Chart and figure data
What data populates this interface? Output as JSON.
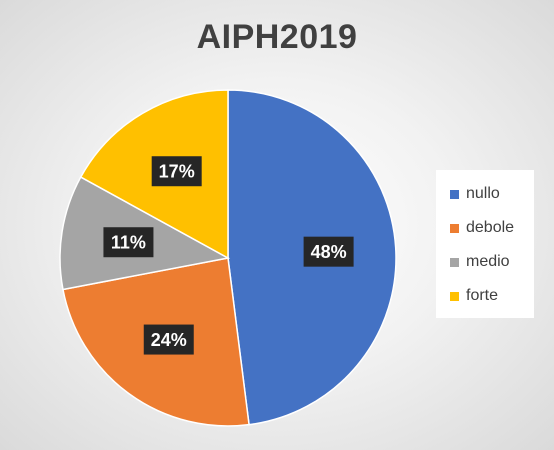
{
  "chart_data": {
    "type": "pie",
    "title": "AIPH2019",
    "categories": [
      "nullo",
      "debole",
      "medio",
      "forte"
    ],
    "values": [
      48,
      24,
      11,
      17
    ],
    "labels": [
      "48%",
      "24%",
      "11%",
      "17%"
    ],
    "colors": [
      "#4472C4",
      "#ED7D31",
      "#A5A5A5",
      "#FFC000"
    ],
    "start_angle_deg": 0,
    "direction": "clockwise",
    "legend_position": "right"
  }
}
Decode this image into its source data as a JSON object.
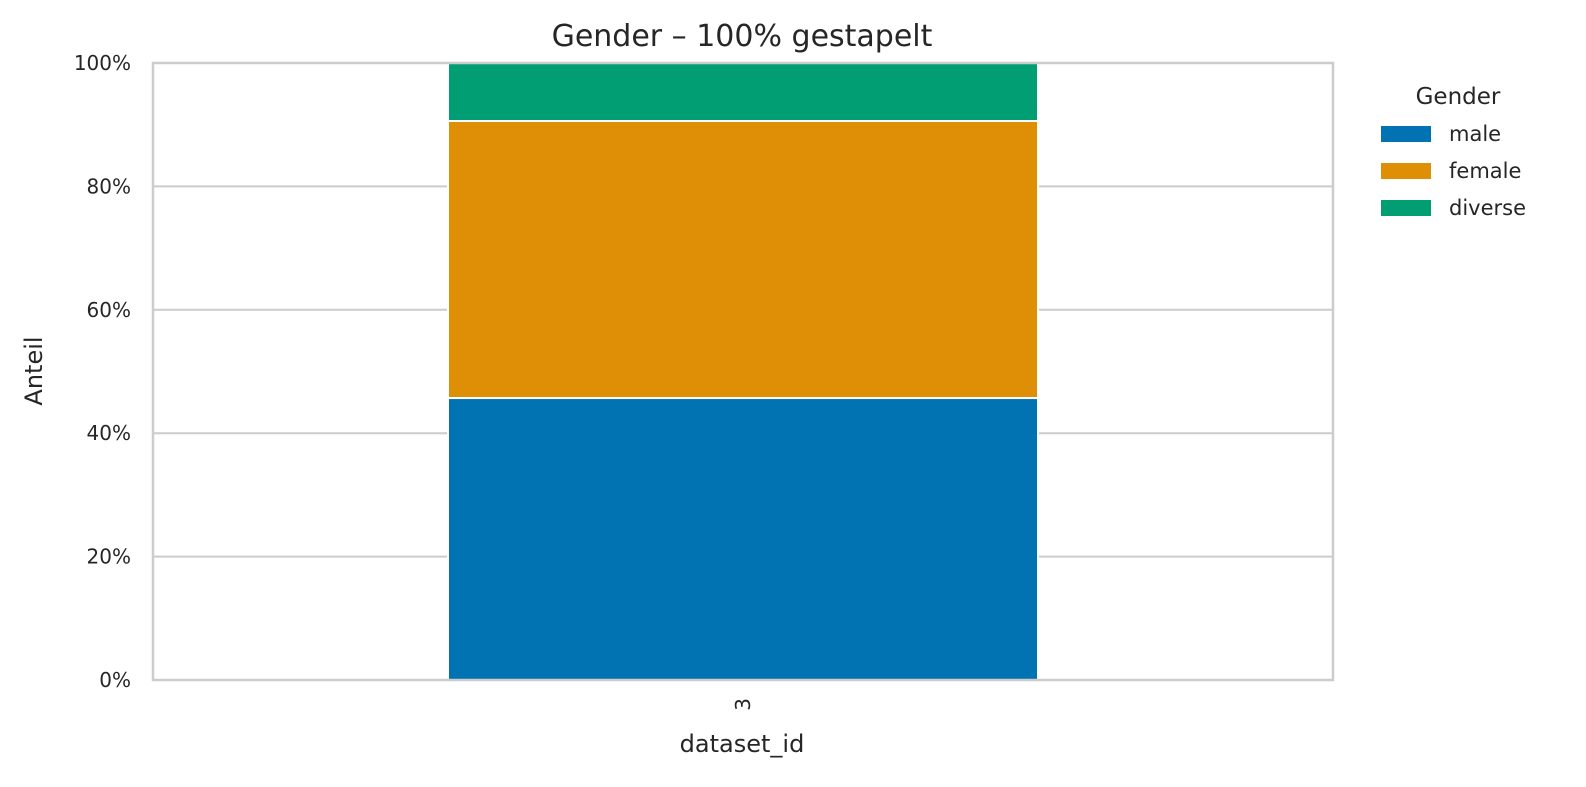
{
  "chart_data": {
    "type": "bar",
    "stacked": true,
    "normalized": true,
    "title": "Gender – 100% gestapelt",
    "xlabel": "dataset_id",
    "ylabel": "Anteil",
    "categories": [
      "3"
    ],
    "ylim": [
      0,
      1
    ],
    "yticks": [
      0,
      0.2,
      0.4,
      0.6,
      0.8,
      1.0
    ],
    "ytick_labels": [
      "0%",
      "20%",
      "40%",
      "60%",
      "80%",
      "100%"
    ],
    "grid": "horizontal",
    "legend": {
      "title": "Gender",
      "placement": "outside-right-top"
    },
    "series": [
      {
        "name": "male",
        "color": "#0173b2",
        "values": [
          0.457
        ]
      },
      {
        "name": "female",
        "color": "#de8f05",
        "values": [
          0.449
        ]
      },
      {
        "name": "diverse",
        "color": "#029e73",
        "values": [
          0.094
        ]
      }
    ]
  }
}
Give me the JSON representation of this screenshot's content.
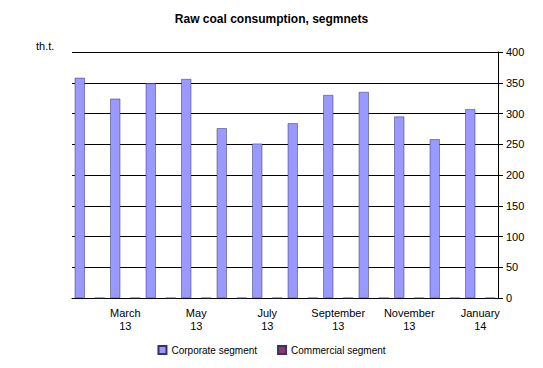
{
  "chart_data": {
    "type": "bar",
    "title": "Raw coal consumption, segmnets",
    "ylabel": "th.t.",
    "categories": [
      null,
      "March\n13",
      null,
      "May\n13",
      null,
      "July\n13",
      null,
      "September\n13",
      null,
      "November\n13",
      null,
      "January\n14"
    ],
    "series": [
      {
        "name": "Corporate segment",
        "color": "#9999ff",
        "values": [
          358,
          324,
          349,
          356,
          276,
          251,
          284,
          330,
          335,
          295,
          258,
          307
        ]
      },
      {
        "name": "Commercial segment",
        "color": "#993366",
        "values": [
          0,
          0,
          0,
          0,
          0,
          0,
          0,
          0,
          0,
          0,
          0,
          0
        ]
      }
    ],
    "ylim": [
      0,
      400
    ],
    "yticks": [
      0,
      50,
      100,
      150,
      200,
      250,
      300,
      350,
      400
    ],
    "grid": true,
    "legend": "bottom"
  }
}
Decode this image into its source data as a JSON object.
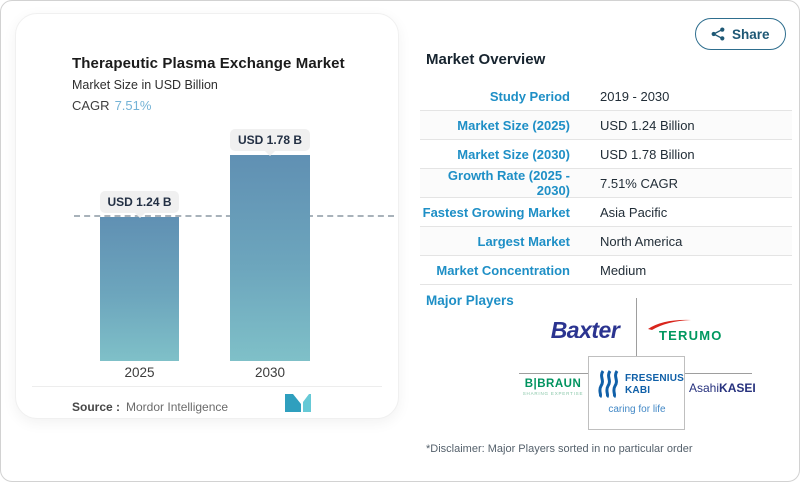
{
  "share_button": {
    "label": "Share"
  },
  "chart": {
    "title": "Therapeutic Plasma Exchange Market",
    "subtitle": "Market Size in USD Billion",
    "cagr_label": "CAGR",
    "cagr_value": "7.51%",
    "source_label": "Source :",
    "source_value": "Mordor Intelligence"
  },
  "chart_data": {
    "type": "bar",
    "categories": [
      "2025",
      "2030"
    ],
    "values": [
      1.24,
      1.78
    ],
    "bar_labels": [
      "USD 1.24 B",
      "USD 1.78 B"
    ],
    "title": "Therapeutic Plasma Exchange Market",
    "xlabel": "",
    "ylabel": "Market Size in USD Billion",
    "ylim": [
      0,
      2.05
    ],
    "grid": "single dashed horizontal reference line at y=1.24 (top of first bar)",
    "legend": "none",
    "bar_gradient": [
      "#6090b3",
      "#7fc0c8"
    ]
  },
  "overview": {
    "title": "Market Overview",
    "rows": [
      {
        "label": "Study Period",
        "value": "2019 - 2030"
      },
      {
        "label": "Market Size (2025)",
        "value": "USD 1.24 Billion"
      },
      {
        "label": "Market Size (2030)",
        "value": "USD 1.78 Billion"
      },
      {
        "label": "Growth Rate (2025 - 2030)",
        "value": "7.51% CAGR"
      },
      {
        "label": "Fastest Growing Market",
        "value": "Asia Pacific"
      },
      {
        "label": "Largest Market",
        "value": "North America"
      },
      {
        "label": "Market Concentration",
        "value": "Medium"
      }
    ]
  },
  "players": {
    "title": "Major Players",
    "baxter": "Baxter",
    "terumo": "TERUMO",
    "braun": "B|BRAUN",
    "braun_tagline": "SHARING EXPERTISE",
    "fresenius_line1": "FRESENIUS",
    "fresenius_line2": "KABI",
    "fresenius_tagline": "caring for life",
    "asahi_regular": "Asahi",
    "asahi_bold": "KASEI",
    "disclaimer": "*Disclaimer: Major Players sorted in no particular order"
  },
  "colors": {
    "accent_blue": "#1e8fc6",
    "cagr_value_blue": "#74b3d6",
    "bar_top": "#6090b3",
    "bar_bottom": "#7fc0c8",
    "baxter_navy": "#2b3490",
    "terumo_green": "#00985f",
    "terumo_red": "#d9251c",
    "braun_green": "#00935f",
    "fresenius_blue": "#1060a8",
    "asahi_navy": "#27327e",
    "share_border": "#2e6e8e"
  }
}
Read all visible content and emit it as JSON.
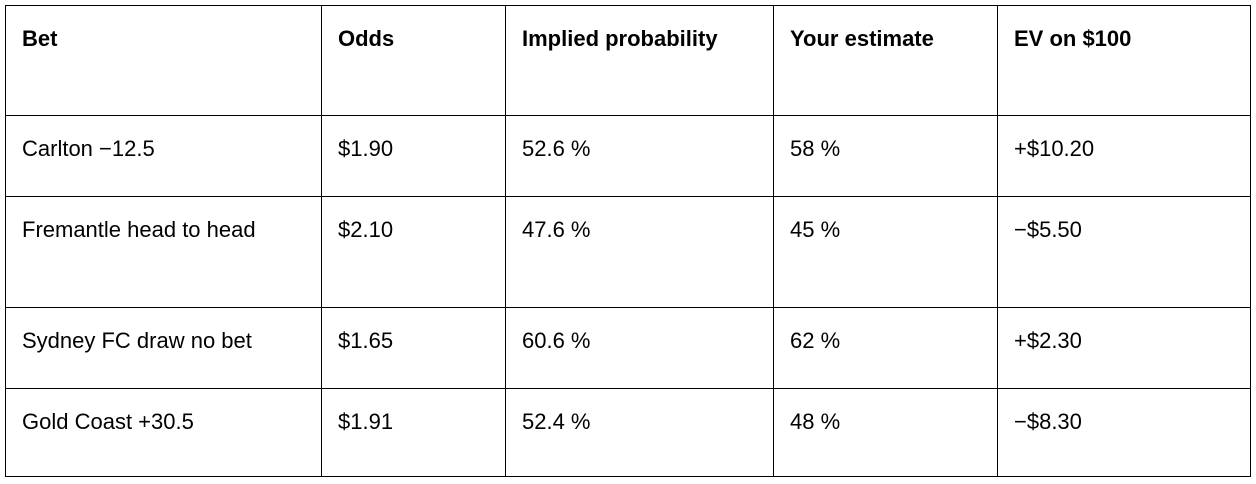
{
  "table": {
    "header": [
      "Bet",
      "Odds",
      "Implied probability",
      "Your estimate",
      "EV on $100"
    ],
    "rows": [
      [
        "Carlton −12.5",
        "$1.90",
        "52.6 %",
        "58 %",
        "+$10.20"
      ],
      [
        "Fremantle head to head",
        "$2.10",
        "47.6 %",
        "45 %",
        "−$5.50"
      ],
      [
        "Sydney FC draw no bet",
        "$1.65",
        "60.6 %",
        "62 %",
        "+$2.30"
      ],
      [
        "Gold Coast +30.5",
        "$1.91",
        "52.4 %",
        "48 %",
        "−$8.30"
      ]
    ]
  }
}
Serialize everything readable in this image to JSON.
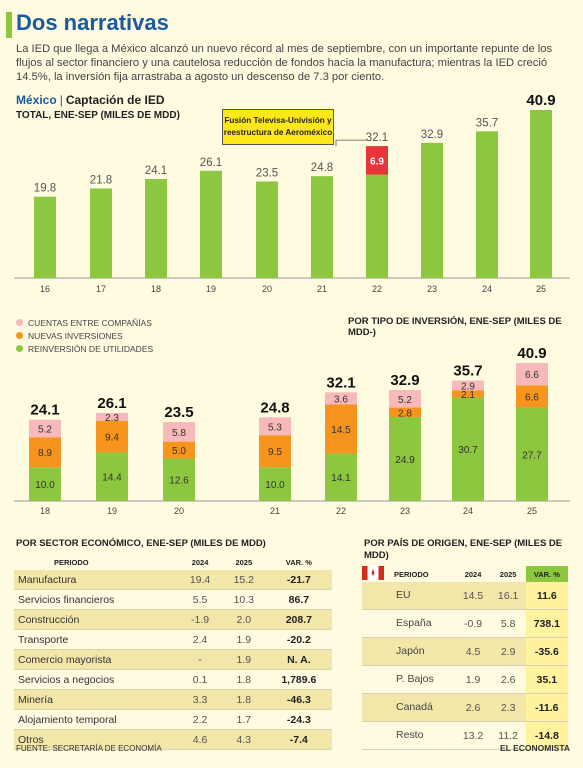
{
  "header": {
    "title": "Dos narrativas",
    "lead": "La IED que llega a México alcanzó un nuevo récord al mes de septiembre, con un importante repunte de los flujos al sector financiero y una cautelosa reducción de fondos hacia la manufactura; mientras la IED creció 14.5%, la inversión fija arrastraba a agosto un descenso de 7.3 por ciento.",
    "section_country": "México",
    "section_name": "Captación de IED",
    "subtitle_total": "TOTAL, ENE-SEP (MILES DE MDD)",
    "annotation": "Fusión Televisa-Univisión y reestructura de Aeroméxico",
    "subtitle_type": "POR TIPO DE INVERSIÓN, ENE-SEP (MILES DE MDD-)"
  },
  "colors": {
    "green": "#8dc63f",
    "orange": "#f7941d",
    "pink": "#f7b9b9",
    "red": "#e8353b",
    "blue": "#1a5aa0",
    "yellow": "#ffe81a"
  },
  "chart_data": [
    {
      "type": "bar",
      "title": "TOTAL, ENE-SEP (MILES DE MDD)",
      "categories": [
        "16",
        "17",
        "18",
        "19",
        "20",
        "21",
        "22",
        "23",
        "24",
        "25"
      ],
      "values": [
        19.8,
        21.8,
        24.1,
        26.1,
        23.5,
        24.8,
        32.1,
        32.9,
        35.7,
        40.9
      ],
      "highlight": {
        "category": "22",
        "value": 6.9
      },
      "ylim": [
        0,
        42
      ]
    },
    {
      "type": "bar",
      "stacked": true,
      "title": "POR TIPO DE INVERSIÓN, ENE-SEP (MILES DE MDD-)",
      "categories": [
        "18",
        "19",
        "20",
        "21",
        "22",
        "23",
        "24",
        "25"
      ],
      "totals": [
        24.1,
        26.1,
        23.5,
        24.8,
        32.1,
        32.9,
        35.7,
        40.9
      ],
      "series": [
        {
          "name": "REINVERSIÓN DE UTILIDADES",
          "values": [
            10.0,
            14.4,
            12.6,
            10.0,
            14.1,
            24.9,
            30.7,
            27.7
          ]
        },
        {
          "name": "NUEVAS INVERSIONES",
          "values": [
            8.9,
            9.4,
            5.0,
            9.5,
            14.5,
            2.8,
            2.1,
            6.6
          ]
        },
        {
          "name": "CUENTAS ENTRE COMPAÑÍAS",
          "values": [
            5.2,
            2.3,
            5.8,
            5.3,
            3.6,
            5.2,
            2.9,
            6.6
          ]
        }
      ],
      "legend": "top-left"
    }
  ],
  "sector_table": {
    "title": "POR SECTOR ECONÓMICO, ENE-SEP (MILES DE MDD)",
    "headers": [
      "PERIODO",
      "2024",
      "2025",
      "VAR. %"
    ],
    "rows": [
      {
        "label": "Manufactura",
        "v2024": "19.4",
        "v2025": "15.2",
        "var": "-21.7"
      },
      {
        "label": "Servicios financieros",
        "v2024": "5.5",
        "v2025": "10.3",
        "var": "86.7"
      },
      {
        "label": "Construcción",
        "v2024": "-1.9",
        "v2025": "2.0",
        "var": "208.7"
      },
      {
        "label": "Transporte",
        "v2024": "2.4",
        "v2025": "1.9",
        "var": "-20.2"
      },
      {
        "label": "Comercio mayorista",
        "v2024": "-",
        "v2025": "1.9",
        "var": "N. A."
      },
      {
        "label": "Servicios a negocios",
        "v2024": "0.1",
        "v2025": "1.8",
        "var": "1,789.6"
      },
      {
        "label": "Minería",
        "v2024": "3.3",
        "v2025": "1.8",
        "var": "-46.3"
      },
      {
        "label": "Alojamiento temporal",
        "v2024": "2.2",
        "v2025": "1.7",
        "var": "-24.3"
      },
      {
        "label": "Otros",
        "v2024": "4.6",
        "v2025": "4.3",
        "var": "-7.4"
      }
    ]
  },
  "country_table": {
    "title": "POR PAÍS DE ORIGEN, ENE-SEP (MILES DE MDD)",
    "headers": [
      "PERIODO",
      "2024",
      "2025",
      "VAR. %"
    ],
    "rows": [
      {
        "flag": "usa-flag",
        "label": "EU",
        "v2024": "14.5",
        "v2025": "16.1",
        "var": "11.6"
      },
      {
        "flag": "spain-flag",
        "label": "España",
        "v2024": "-0.9",
        "v2025": "5.8",
        "var": "738.1"
      },
      {
        "flag": "japan-flag",
        "label": "Japón",
        "v2024": "4.5",
        "v2025": "2.9",
        "var": "-35.6"
      },
      {
        "flag": "netherlands-flag",
        "label": "P. Bajos",
        "v2024": "1.9",
        "v2025": "2.6",
        "var": "35.1"
      },
      {
        "flag": "canada-flag",
        "label": "Canadá",
        "v2024": "2.6",
        "v2025": "2.3",
        "var": "-11.6"
      },
      {
        "flag": "",
        "label": "Resto",
        "v2024": "13.2",
        "v2025": "11.2",
        "var": "-14.8"
      }
    ]
  },
  "footer": {
    "source": "FUENTE: SECRETARÍA DE ECONOMÍA",
    "logo": "EL ECONOMISTA"
  }
}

Exercise directions
Go through the records and gather the lines that hold "MILES".

Final answer
    "subtitle_total": "TOTAL, ENE-SEP (MILES DE MDD)",
    "subtitle_type": "POR TIPO DE INVERSIÓN, ENE-SEP (MILES DE MDD-)"
      "title": "TOTAL, ENE-SEP (MILES DE MDD)",
      "title": "POR TIPO DE INVERSIÓN, ENE-SEP (MILES DE MDD-)",
    "title": "POR SECTOR ECONÓMICO, ENE-SEP (MILES DE MDD)",
    "title": "POR PAÍS DE ORIGEN, ENE-SEP (MILES DE MDD)",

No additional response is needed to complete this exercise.